• Requirement: Transcribe the listing that follows in full, omitting pictures.

• Material supplied:
################

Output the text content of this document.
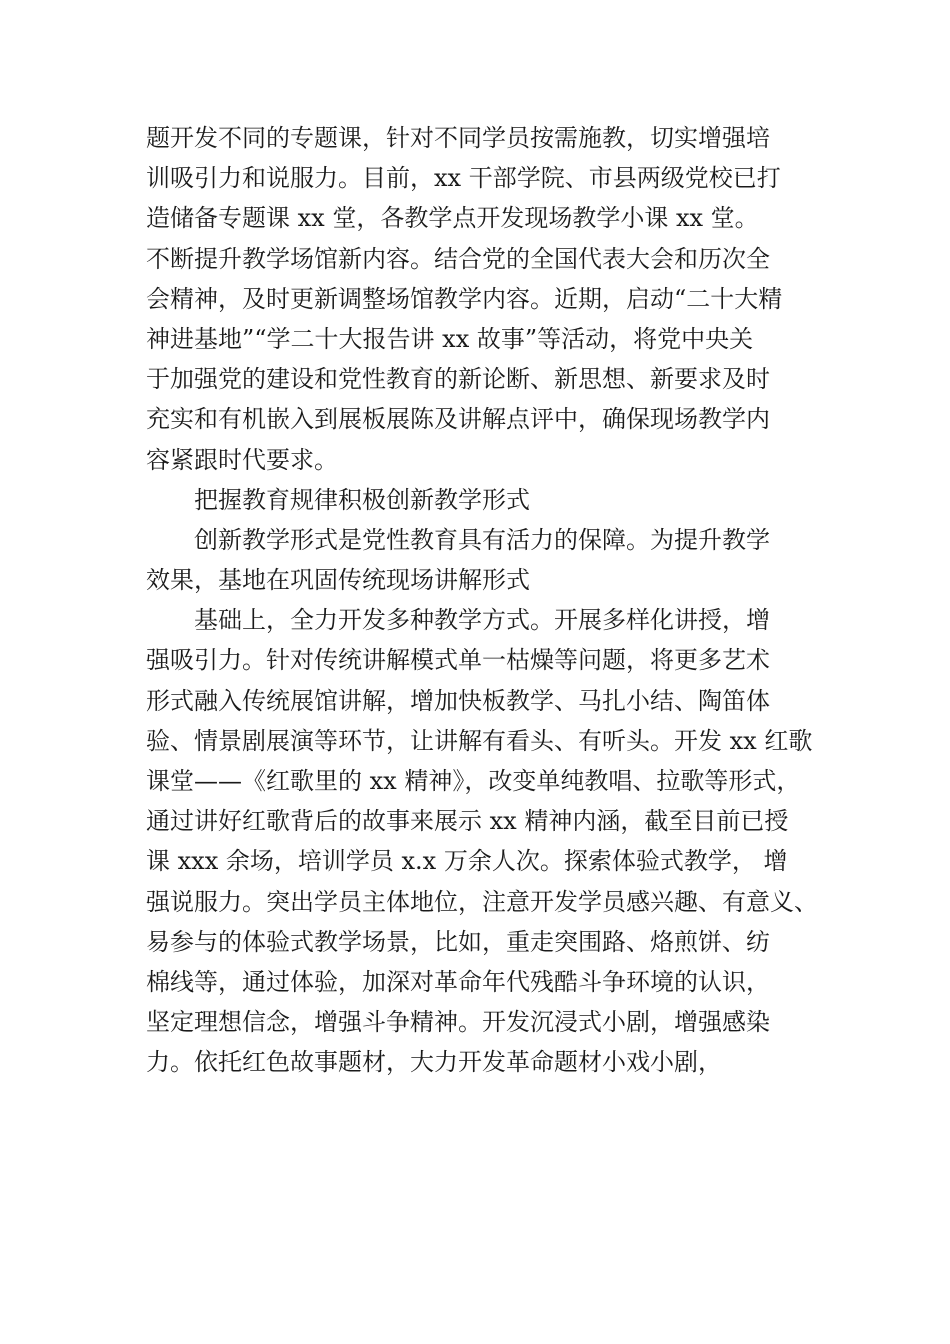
题开发不同的专题课，针对不同学员按需施教，切实增强培
训吸引力和说服力。目前，xx 干部学院、市县两级党校已打
造储备专题课 xx 堂，各教学点开发现场教学小课 xx 堂。
不断提升教学场馆新内容。结合党的全国代表大会和历次全
会精神，及时更新调整场馆教学内容。近期，启动“二十大精
神进基地”“学二十大报告讲 xx 故事”等活动，将党中央关
于加强党的建设和党性教育的新论断、新思想、新要求及时
充实和有机嵌入到展板展陈及讲解点评中，确保现场教学内
容紧跟时代要求。
把握教育规律积极创新教学形式
创新教学形式是党性教育具有活力的保障。为提升教学
效果，基地在巩固传统现场讲解形式
基础上，全力开发多种教学方式。开展多样化讲授，增
强吸引力。针对传统讲解模式单一枯燥等问题，将更多艺术
形式融入传统展馆讲解，增加快板教学、马扎小结、陶笛体
验、情景剧展演等环节，让讲解有看头、有听头。开发 xx 红歌
课堂——《红歌里的 xx 精神》，改变单纯教唱、拉歌等形式，
通过讲好红歌背后的故事来展示 xx 精神内涵，截至目前已授
课 xxx 余场，培训学员 x.x 万余人次。探索体验式教学， 增
强说服力。突出学员主体地位，注意开发学员感兴趣、有意义、
易参与的体验式教学场景，比如，重走突围路、烙煎饼、纺
棉线等，通过体验，加深对革命年代残酷斗争环境的认识，
坚定理想信念，增强斗争精神。开发沉浸式小剧，增强感染
力。依托红色故事题材，大力开发革命题材小戏小剧，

################

• The result:
Output the text content of this document.
题开发不同的专题课，针对不同学员按需施教，切实增强培
训吸引力和说服力。目前，xx 干部学院、市县两级党校已打
造储备专题课 xx 堂，各教学点开发现场教学小课 xx 堂。
不断提升教学场馆新内容。结合党的全国代表大会和历次全
会精神，及时更新调整场馆教学内容。近期，启动“二十大精
神进基地”“学二十大报告讲 xx 故事”等活动，将党中央关
于加强党的建设和党性教育的新论断、新思想、新要求及时
充实和有机嵌入到展板展陈及讲解点评中，确保现场教学内
容紧跟时代要求。
把握教育规律积极创新教学形式
创新教学形式是党性教育具有活力的保障。为提升教学
效果，基地在巩固传统现场讲解形式
基础上，全力开发多种教学方式。开展多样化讲授，增
强吸引力。针对传统讲解模式单一枯燥等问题，将更多艺术
形式融入传统展馆讲解，增加快板教学、马扎小结、陶笛体
验、情景剧展演等环节，让讲解有看头、有听头。开发 xx 红歌
课堂——《红歌里的 xx 精神》，改变单纯教唱、拉歌等形式，
通过讲好红歌背后的故事来展示 xx 精神内涵，截至目前已授
课 xxx 余场，培训学员 x.x 万余人次。探索体验式教学， 增
强说服力。突出学员主体地位，注意开发学员感兴趣、有意义、
易参与的体验式教学场景，比如，重走突围路、烙煎饼、纺
棉线等，通过体验，加深对革命年代残酷斗争环境的认识，
坚定理想信念，增强斗争精神。开发沉浸式小剧，增强感染
力。依托红色故事题材，大力开发革命题材小戏小剧，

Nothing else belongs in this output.